THE PROBLEM
All of the data below must be repeated exactly.

[Stored entries]
== == ==

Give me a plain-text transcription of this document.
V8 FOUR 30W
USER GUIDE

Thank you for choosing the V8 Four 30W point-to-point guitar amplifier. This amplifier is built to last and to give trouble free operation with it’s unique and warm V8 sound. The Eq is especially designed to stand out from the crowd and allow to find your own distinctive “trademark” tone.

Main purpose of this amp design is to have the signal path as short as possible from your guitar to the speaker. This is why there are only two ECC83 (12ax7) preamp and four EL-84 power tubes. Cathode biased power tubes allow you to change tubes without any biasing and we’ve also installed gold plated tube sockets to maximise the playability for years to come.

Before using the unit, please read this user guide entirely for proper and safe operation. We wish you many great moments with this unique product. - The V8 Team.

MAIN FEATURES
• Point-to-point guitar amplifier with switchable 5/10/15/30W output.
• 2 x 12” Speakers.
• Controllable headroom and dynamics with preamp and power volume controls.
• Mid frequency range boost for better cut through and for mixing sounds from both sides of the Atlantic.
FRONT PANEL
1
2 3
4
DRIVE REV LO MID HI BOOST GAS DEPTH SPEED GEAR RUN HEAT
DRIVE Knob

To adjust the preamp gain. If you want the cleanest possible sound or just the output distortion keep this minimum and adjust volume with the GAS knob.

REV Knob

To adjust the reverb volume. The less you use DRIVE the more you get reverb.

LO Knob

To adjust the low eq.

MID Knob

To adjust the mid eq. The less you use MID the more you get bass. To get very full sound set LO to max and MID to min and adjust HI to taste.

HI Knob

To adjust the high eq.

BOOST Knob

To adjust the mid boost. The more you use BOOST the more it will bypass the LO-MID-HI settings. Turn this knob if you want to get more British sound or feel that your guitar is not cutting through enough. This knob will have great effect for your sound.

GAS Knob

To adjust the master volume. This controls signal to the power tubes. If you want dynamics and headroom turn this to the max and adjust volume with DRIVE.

== == ==

TASK ANSWER
Give me a plain-text transcription of this document.
V8 FOUR 30W
USER GUIDE

Thank you for choosing the V8 Four 30W point-to-point guitar amplifier. This amplifier is built to last and to give trouble free operation with it’s unique and warm V8 sound. The Eq is especially designed to stand out from the crowd and allow to find your own distinctive “trademark” tone.

Main purpose of this amp design is to have the signal path as short as possible from your guitar to the speaker. This is why there are only two ECC83 (12ax7) preamp and four EL-84 power tubes. Cathode biased power tubes allow you to change tubes without any biasing and we’ve also installed gold plated tube sockets to maximise the playability for years to come.

Before using the unit, please read this user guide entirely for proper and safe operation. We wish you many great moments with this unique product. - The V8 Team.

MAIN FEATURES
• Point-to-point guitar amplifier with switchable 5/10/15/30W output.
• 2 x 12” Speakers.
• Controllable headroom and dynamics with preamp and power volume controls.
• Mid frequency range boost for better cut through and for mixing sounds from both sides of the Atlantic.
FRONT PANEL
1
2 3
4
DRIVE REV LO MID HI BOOST GAS DEPTH SPEED GEAR RUN HEAT
DRIVE Knob

To adjust the preamp gain. If you want the cleanest possible sound or just the output distortion keep this minimum and adjust volume with the GAS knob.

REV Knob

To adjust the reverb volume. The less you use DRIVE the more you get reverb.

LO Knob

To adjust the low eq.

MID Knob

To adjust the mid eq. The less you use MID the more you get bass. To get very full sound set LO to max and MID to min and adjust HI to taste.

HI Knob

To adjust the high eq.

BOOST Knob

To adjust the mid boost. The more you use BOOST the more it will bypass the LO-MID-HI settings. Turn this knob if you want to get more British sound or feel that your guitar is not cutting through enough. This knob will have great effect for your sound.

GAS Knob

To adjust the master volume. This controls signal to the power tubes. If you want dynamics and headroom turn this to the max and adjust volume with DRIVE.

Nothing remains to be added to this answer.